Data to process:
◇ ◇ ◇ ◇

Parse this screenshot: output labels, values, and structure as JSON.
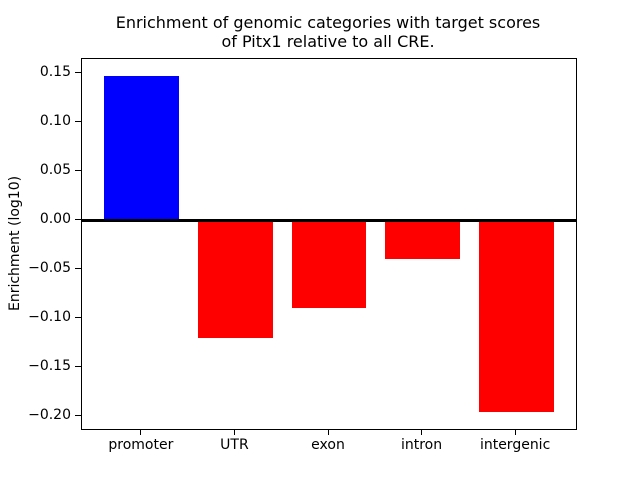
{
  "chart_data": {
    "type": "bar",
    "title": "Enrichment of genomic categories with target scores of Pitx1 relative to all CRE.",
    "title_lines": [
      "Enrichment of genomic categories with target scores",
      "of Pitx1 relative to all CRE."
    ],
    "xlabel": "",
    "ylabel": "Enrichment (log10)",
    "categories": [
      "promoter",
      "UTR",
      "exon",
      "intron",
      "intergenic"
    ],
    "values": [
      0.147,
      -0.12,
      -0.089,
      -0.039,
      -0.195
    ],
    "bar_colors": [
      "#0000ff",
      "#ff0000",
      "#ff0000",
      "#ff0000",
      "#ff0000"
    ],
    "bar_width": 0.8,
    "xlim": [
      -0.64,
      4.64
    ],
    "ylim": [
      -0.2125,
      0.1645
    ],
    "yticks": [
      0.15,
      0.1,
      0.05,
      0.0,
      -0.05,
      -0.1,
      -0.15,
      -0.2
    ],
    "ytick_labels": [
      "0.15",
      "0.10",
      "0.05",
      "0.00",
      "−0.05",
      "−0.10",
      "−0.15",
      "−0.20"
    ],
    "zero_line": true,
    "grid": false,
    "legend": null,
    "frame_color": "#000000",
    "background_color": "#ffffff",
    "positive_color": "#0000ff",
    "negative_color": "#ff0000"
  }
}
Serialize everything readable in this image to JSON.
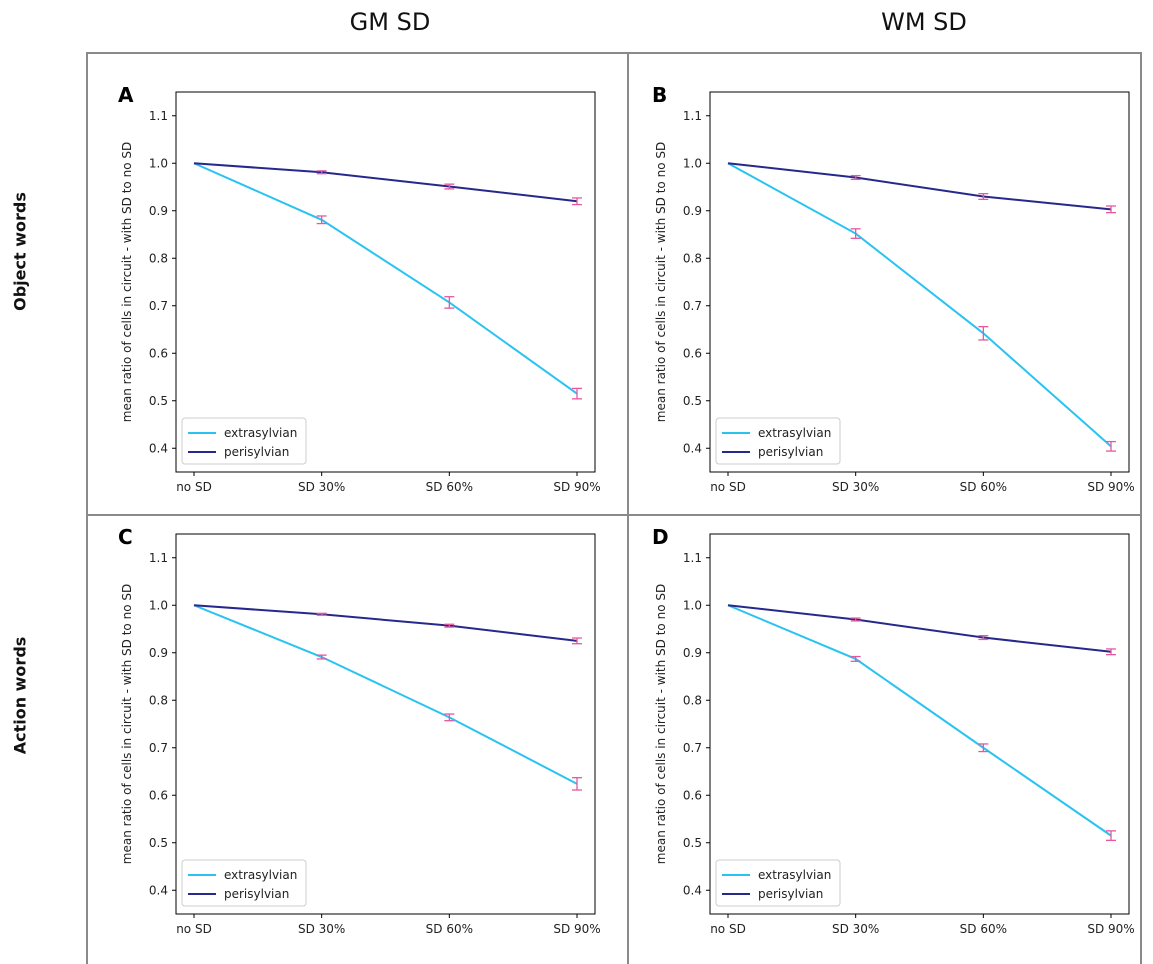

◇ ◇ ◇ ◇

The result should be every line of the data, reproduced exactly, with the images removed.

Parse this screenshot: output labels, values, and structure as JSON.
{
  "chart_data": {
    "type": "bar",
    "title": "Enrichment of genomic categories with target scores of Pitx1 relative to all CRE.",
    "title_lines": [
      "Enrichment of genomic categories with target scores",
      "of Pitx1 relative to all CRE."
    ],
    "xlabel": "",
    "ylabel": "Enrichment (log10)",
    "categories": [
      "promoter",
      "UTR",
      "exon",
      "intron",
      "intergenic"
    ],
    "values": [
      0.147,
      -0.12,
      -0.089,
      -0.039,
      -0.195
    ],
    "bar_colors": [
      "#0000ff",
      "#ff0000",
      "#ff0000",
      "#ff0000",
      "#ff0000"
    ],
    "bar_width": 0.8,
    "xlim": [
      -0.64,
      4.64
    ],
    "ylim": [
      -0.2125,
      0.1645
    ],
    "yticks": [
      0.15,
      0.1,
      0.05,
      0.0,
      -0.05,
      -0.1,
      -0.15,
      -0.2
    ],
    "ytick_labels": [
      "0.15",
      "0.10",
      "0.05",
      "0.00",
      "−0.05",
      "−0.10",
      "−0.15",
      "−0.20"
    ],
    "zero_line": true,
    "grid": false,
    "legend": null,
    "frame_color": "#000000",
    "background_color": "#ffffff",
    "positive_color": "#0000ff",
    "negative_color": "#ff0000"
  }
}
Serialize everything readable in this image to JSON.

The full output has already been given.